Task instructions
Print out each record below, unaltered and complete, without its images.

Data extracted from a collection
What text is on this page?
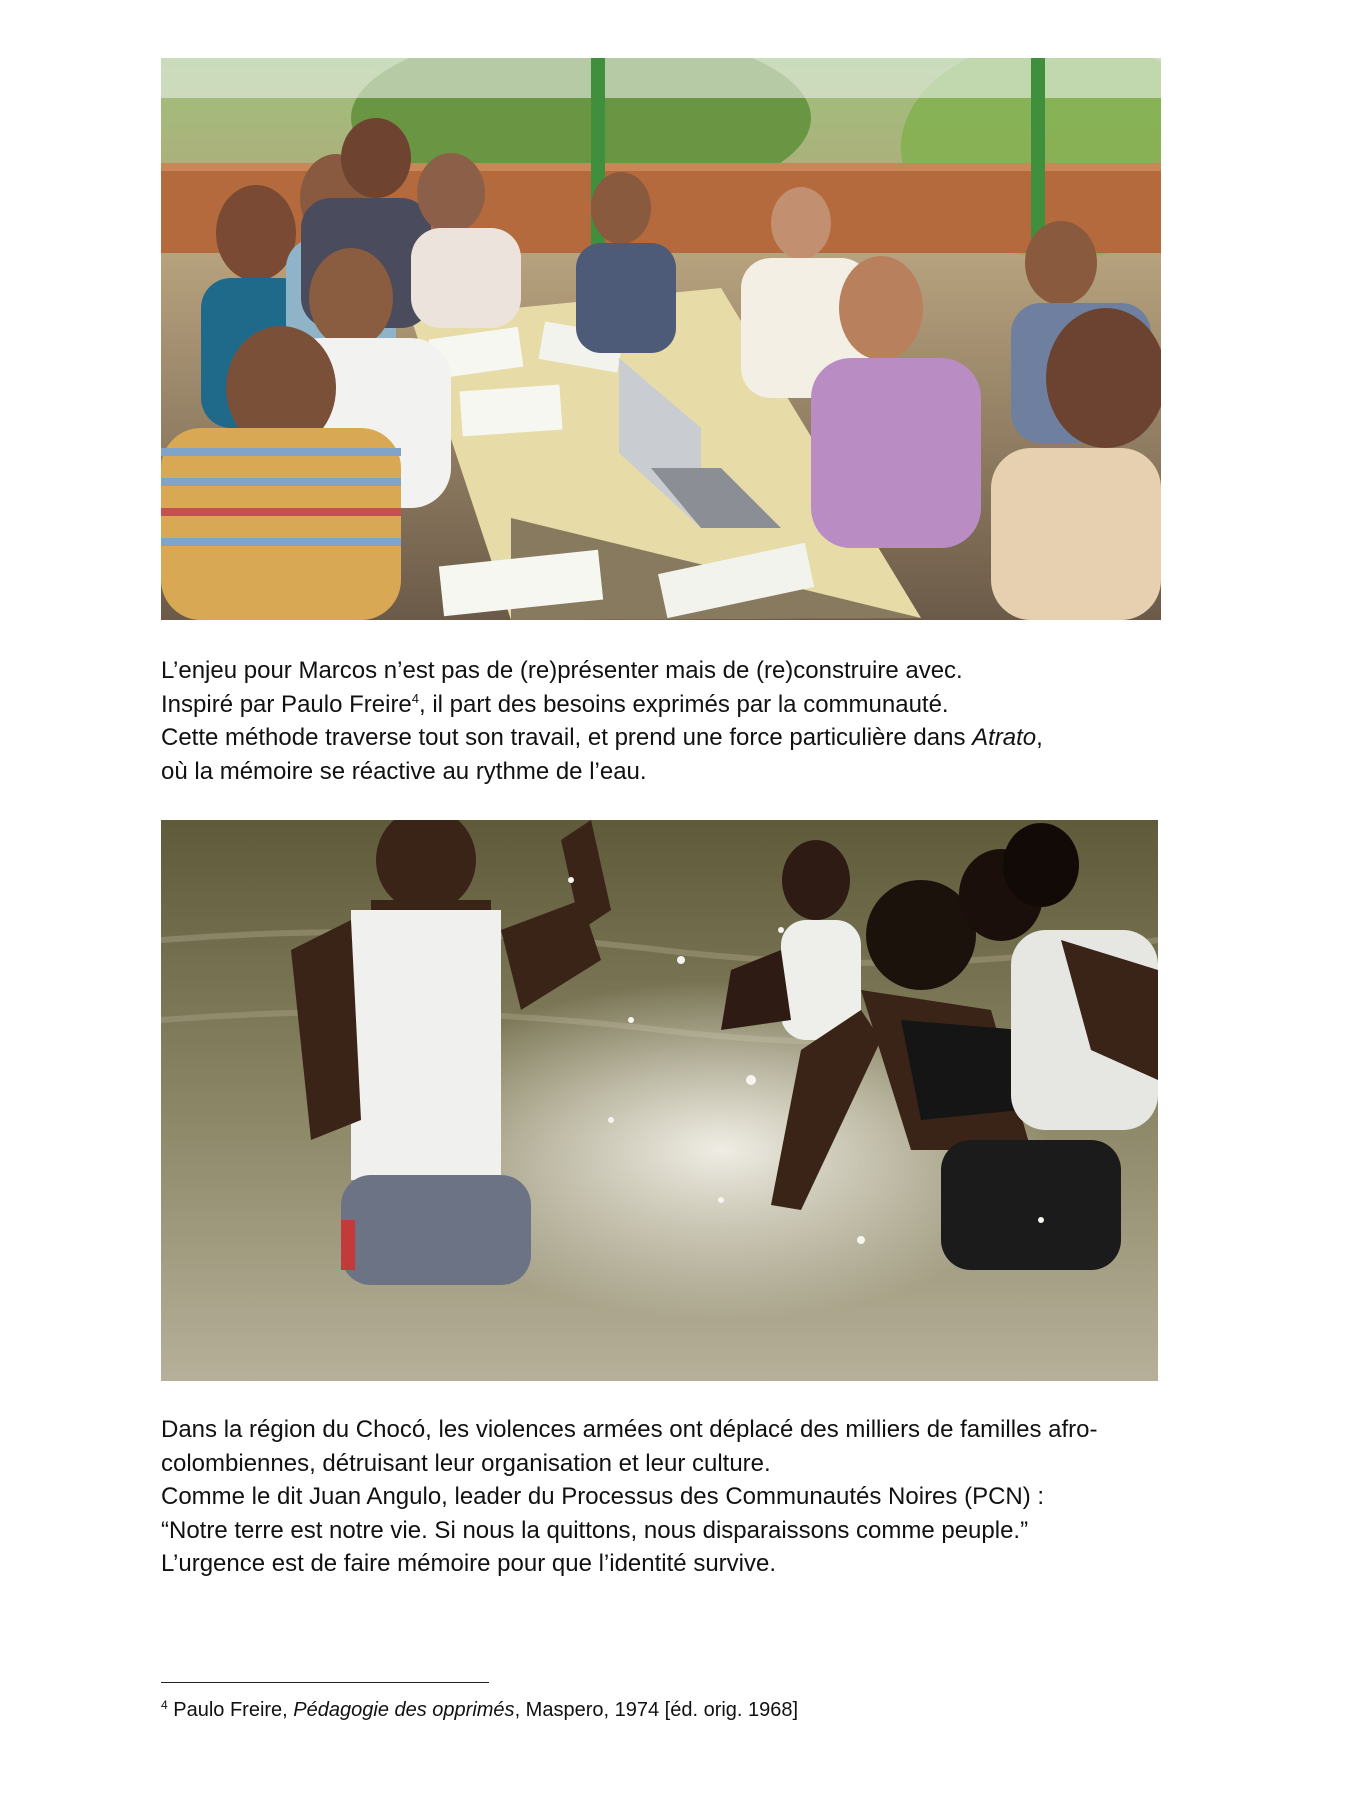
L’enjeu pour Marcos n’est pas de (re)présenter mais de (re)construire avec.
Inspiré par Paulo Freire$^4$, il part des besoins exprimés par la communauté.
Cette méthode traverse tout son travail, et prend une force particulière dans Atrato,
où la mémoire se réactive au rythme de l’eau.

Dans la région du Chocó, les violences armées ont déplacé des milliers de familles afro-
colombiennes, détruisant leur organisation et leur culture.
Comme le dit Juan Angulo, leader du Processus des Communautés Noires (PCN) :
“Notre terre est notre vie. Si nous la quittons, nous disparaissons comme peuple.”
L’urgence est de faire mémoire pour que l’identité survive.

$^4$ Paulo Freire, Pédagogie des opprimés, Maspero, 1974 [éd. orig. 1968]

Result of this exercise
What text is on this page?
L’enjeu pour Marcos n’est pas de (re)présenter mais de (re)construire avec.
Inspiré par Paulo Freire$^4$, il part des besoins exprimés par la communauté.
Cette méthode traverse tout son travail, et prend une force particulière dans Atrato,
où la mémoire se réactive au rythme de l’eau.

Dans la région du Chocó, les violences armées ont déplacé des milliers de familles afro-
colombiennes, détruisant leur organisation et leur culture.
Comme le dit Juan Angulo, leader du Processus des Communautés Noires (PCN) :
“Notre terre est notre vie. Si nous la quittons, nous disparaissons comme peuple.”
L’urgence est de faire mémoire pour que l’identité survive.

$^4$ Paulo Freire, Pédagogie des opprimés, Maspero, 1974 [éd. orig. 1968]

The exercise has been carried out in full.